» **REQUIREMENT**
All records should be reproduced verbatim.

— Start of TASK INPUTS —

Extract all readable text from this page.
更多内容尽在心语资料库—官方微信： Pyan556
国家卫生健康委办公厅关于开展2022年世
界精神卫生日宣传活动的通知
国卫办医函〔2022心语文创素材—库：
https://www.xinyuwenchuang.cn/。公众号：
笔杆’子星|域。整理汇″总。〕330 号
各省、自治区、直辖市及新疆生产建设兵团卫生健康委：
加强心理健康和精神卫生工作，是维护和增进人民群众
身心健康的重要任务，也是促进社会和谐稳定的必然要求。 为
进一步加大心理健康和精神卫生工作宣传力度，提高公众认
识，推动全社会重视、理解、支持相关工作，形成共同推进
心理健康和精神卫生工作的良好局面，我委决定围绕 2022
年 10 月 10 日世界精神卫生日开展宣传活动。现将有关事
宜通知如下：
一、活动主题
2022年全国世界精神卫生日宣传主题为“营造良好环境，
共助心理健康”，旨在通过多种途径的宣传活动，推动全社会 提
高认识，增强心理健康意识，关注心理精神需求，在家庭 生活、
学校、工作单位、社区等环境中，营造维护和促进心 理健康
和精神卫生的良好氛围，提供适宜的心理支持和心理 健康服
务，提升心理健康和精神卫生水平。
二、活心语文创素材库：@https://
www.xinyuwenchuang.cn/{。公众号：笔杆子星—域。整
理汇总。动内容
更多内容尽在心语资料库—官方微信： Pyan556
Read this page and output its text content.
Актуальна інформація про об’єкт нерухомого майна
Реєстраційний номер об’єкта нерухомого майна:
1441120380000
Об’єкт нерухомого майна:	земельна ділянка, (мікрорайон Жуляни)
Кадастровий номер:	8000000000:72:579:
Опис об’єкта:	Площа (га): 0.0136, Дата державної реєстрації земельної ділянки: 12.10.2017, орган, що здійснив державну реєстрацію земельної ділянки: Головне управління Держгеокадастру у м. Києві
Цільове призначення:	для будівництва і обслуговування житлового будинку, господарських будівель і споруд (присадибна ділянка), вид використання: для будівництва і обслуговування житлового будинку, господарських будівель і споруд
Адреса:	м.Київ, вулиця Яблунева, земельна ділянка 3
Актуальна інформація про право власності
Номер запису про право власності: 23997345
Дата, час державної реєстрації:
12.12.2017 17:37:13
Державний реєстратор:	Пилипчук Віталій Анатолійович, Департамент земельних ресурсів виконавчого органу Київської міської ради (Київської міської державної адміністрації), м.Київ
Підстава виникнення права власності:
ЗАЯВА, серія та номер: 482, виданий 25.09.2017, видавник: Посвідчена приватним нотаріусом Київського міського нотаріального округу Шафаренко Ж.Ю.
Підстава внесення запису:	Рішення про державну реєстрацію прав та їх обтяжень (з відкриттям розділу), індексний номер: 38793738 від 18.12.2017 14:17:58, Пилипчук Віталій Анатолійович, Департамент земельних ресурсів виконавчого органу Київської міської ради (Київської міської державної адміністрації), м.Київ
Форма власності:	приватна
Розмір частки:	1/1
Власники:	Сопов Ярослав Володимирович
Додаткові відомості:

— End of TASK INPUTS —

» **EXPECTED ANSWER**
Extract all readable text from this page.
更多内容尽在心语资料库—官方微信： Pyan556
国家卫生健康委办公厅关于开展2022年世
界精神卫生日宣传活动的通知
国卫办医函〔2022心语文创素材—库：
https://www.xinyuwenchuang.cn/。公众号：
笔杆’子星|域。整理汇″总。〕330 号
各省、自治区、直辖市及新疆生产建设兵团卫生健康委：
加强心理健康和精神卫生工作，是维护和增进人民群众
身心健康的重要任务，也是促进社会和谐稳定的必然要求。 为
进一步加大心理健康和精神卫生工作宣传力度，提高公众认
识，推动全社会重视、理解、支持相关工作，形成共同推进
心理健康和精神卫生工作的良好局面，我委决定围绕 2022
年 10 月 10 日世界精神卫生日开展宣传活动。现将有关事
宜通知如下：
一、活动主题
2022年全国世界精神卫生日宣传主题为“营造良好环境，
共助心理健康”，旨在通过多种途径的宣传活动，推动全社会 提
高认识，增强心理健康意识，关注心理精神需求，在家庭 生活、
学校、工作单位、社区等环境中，营造维护和促进心 理健康
和精神卫生的良好氛围，提供适宜的心理支持和心理 健康服
务，提升心理健康和精神卫生水平。
二、活心语文创素材库：@https://
www.xinyuwenchuang.cn/{。公众号：笔杆子星—域。整
理汇总。动内容
更多内容尽在心语资料库—官方微信： Pyan556
Read this page and output its text content.
Актуальна інформація про об’єкт нерухомого майна
Реєстраційний номер об’єкта нерухомого майна:
1441120380000
Об’єкт нерухомого майна:	земельна ділянка, (мікрорайон Жуляни)
Кадастровий номер:	8000000000:72:579:
Опис об’єкта:	Площа (га): 0.0136, Дата державної реєстрації земельної ділянки: 12.10.2017, орган, що здійснив державну реєстрацію земельної ділянки: Головне управління Держгеокадастру у м. Києві
Цільове призначення:	для будівництва і обслуговування житлового будинку, господарських будівель і споруд (присадибна ділянка), вид використання: для будівництва і обслуговування житлового будинку, господарських будівель і споруд
Адреса:	м.Київ, вулиця Яблунева, земельна ділянка 3
Актуальна інформація про право власності
Номер запису про право власності: 23997345
Дата, час державної реєстрації:
12.12.2017 17:37:13
Державний реєстратор:	Пилипчук Віталій Анатолійович, Департамент земельних ресурсів виконавчого органу Київської міської ради (Київської міської державної адміністрації), м.Київ
Підстава виникнення права власності:
ЗАЯВА, серія та номер: 482, виданий 25.09.2017, видавник: Посвідчена приватним нотаріусом Київського міського нотаріального округу Шафаренко Ж.Ю.
Підстава внесення запису:	Рішення про державну реєстрацію прав та їх обтяжень (з відкриттям розділу), індексний номер: 38793738 від 18.12.2017 14:17:58, Пилипчук Віталій Анатолійович, Департамент земельних ресурсів виконавчого органу Київської міської ради (Київської міської державної адміністрації), м.Київ
Форма власності:	приватна
Розмір частки:	1/1
Власники:	Сопов Ярослав Володимирович
Додаткові відомості:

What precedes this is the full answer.